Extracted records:
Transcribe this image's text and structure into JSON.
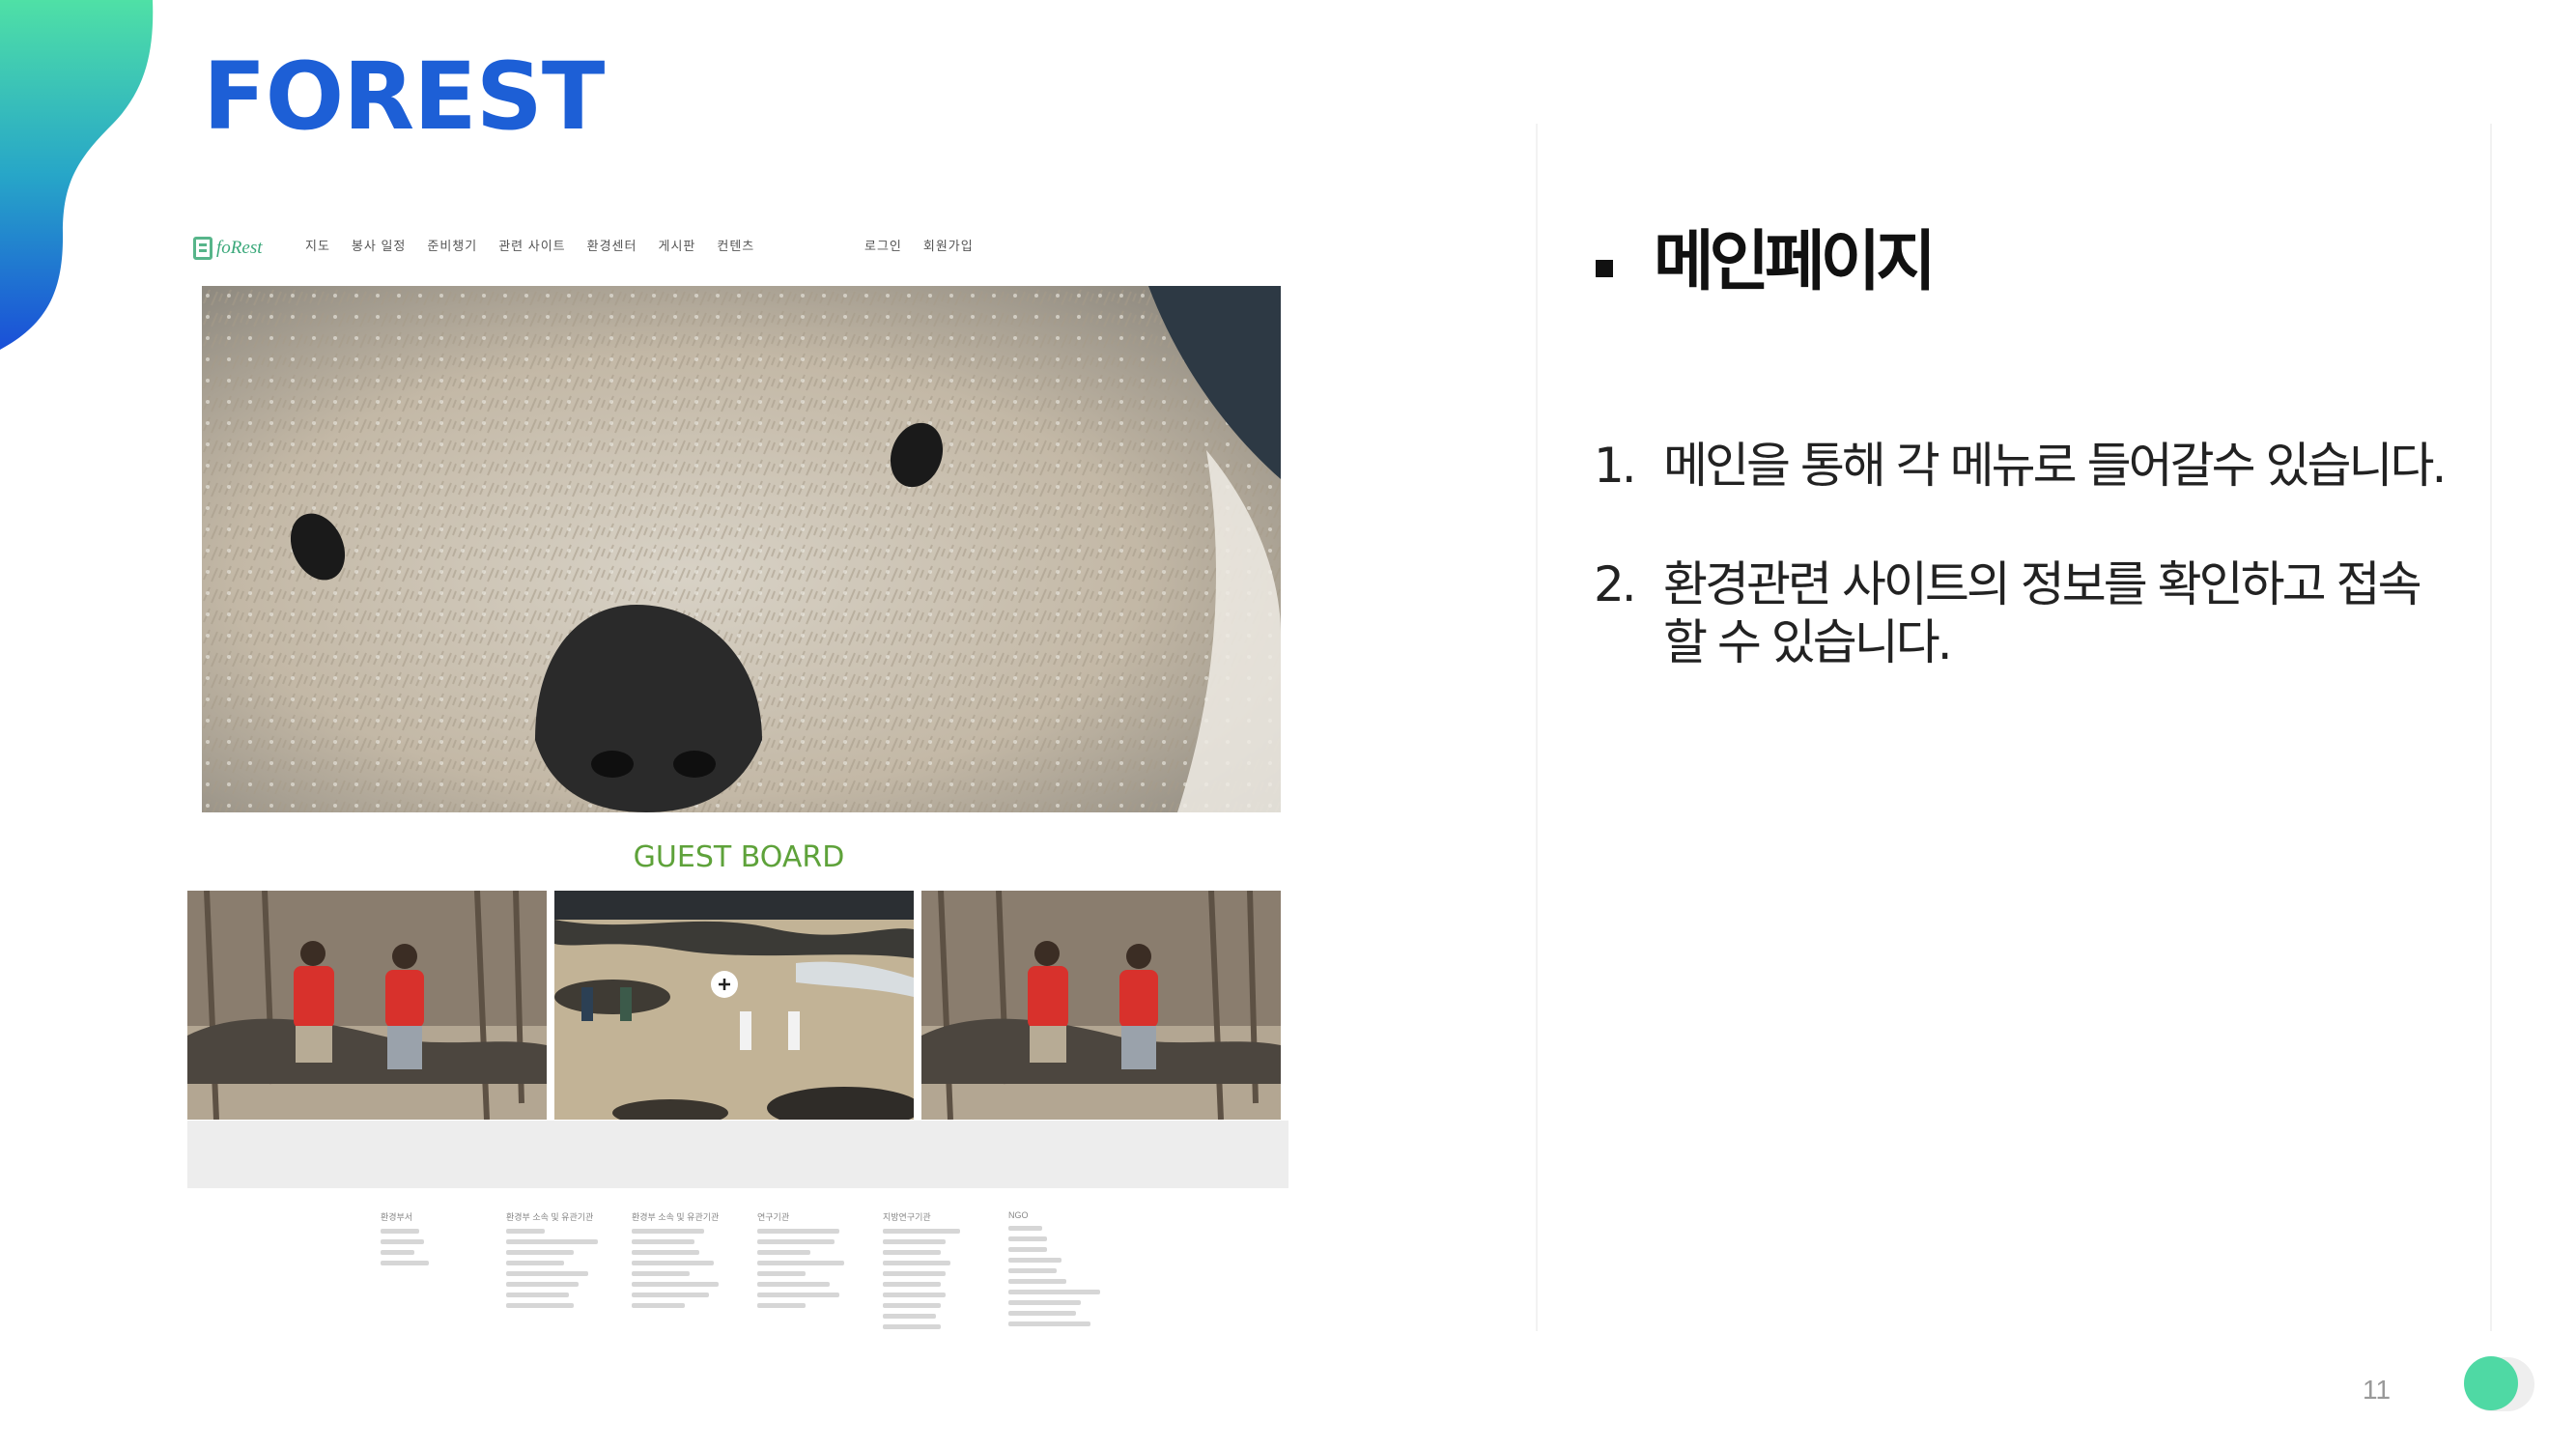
{
  "slide": {
    "title": "FOREST",
    "section_heading": "메인페이지",
    "items": [
      {
        "num": "1.",
        "text": "메인을 통해 각 메뉴로 들어갈수 있습니다."
      },
      {
        "num": "2.",
        "text": "환경관련 사이트의 정보를 확인하고 접속 할 수 있습니다."
      }
    ],
    "page_number": "11"
  },
  "screenshot": {
    "logo_text": "foRest",
    "nav_items": [
      "지도",
      "봉사 일정",
      "준비챙기",
      "관련 사이트",
      "환경센터",
      "게시판",
      "컨텐츠"
    ],
    "nav_right": [
      "로그인",
      "회원가입"
    ],
    "guest_board_title": "GUEST BOARD",
    "footer_columns": [
      "환경부서",
      "환경부 소속 및 유관기관",
      "환경부 소속 및 유관기관",
      "연구기관",
      "지방연구기관",
      "NGO"
    ]
  },
  "colors": {
    "title_blue": "#1d5fd6",
    "accent_green": "#4fd9a4",
    "guest_board_green": "#5ea23a"
  }
}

SET EXERCISE
From the records above, pull out each line that has "있습니다".

ANSWER TO THE PROBLEM
        "text": "메인을 통해 각 메뉴로 들어갈수 있습니다."
        "text": "환경관련 사이트의 정보를 확인하고 접속 할 수 있습니다."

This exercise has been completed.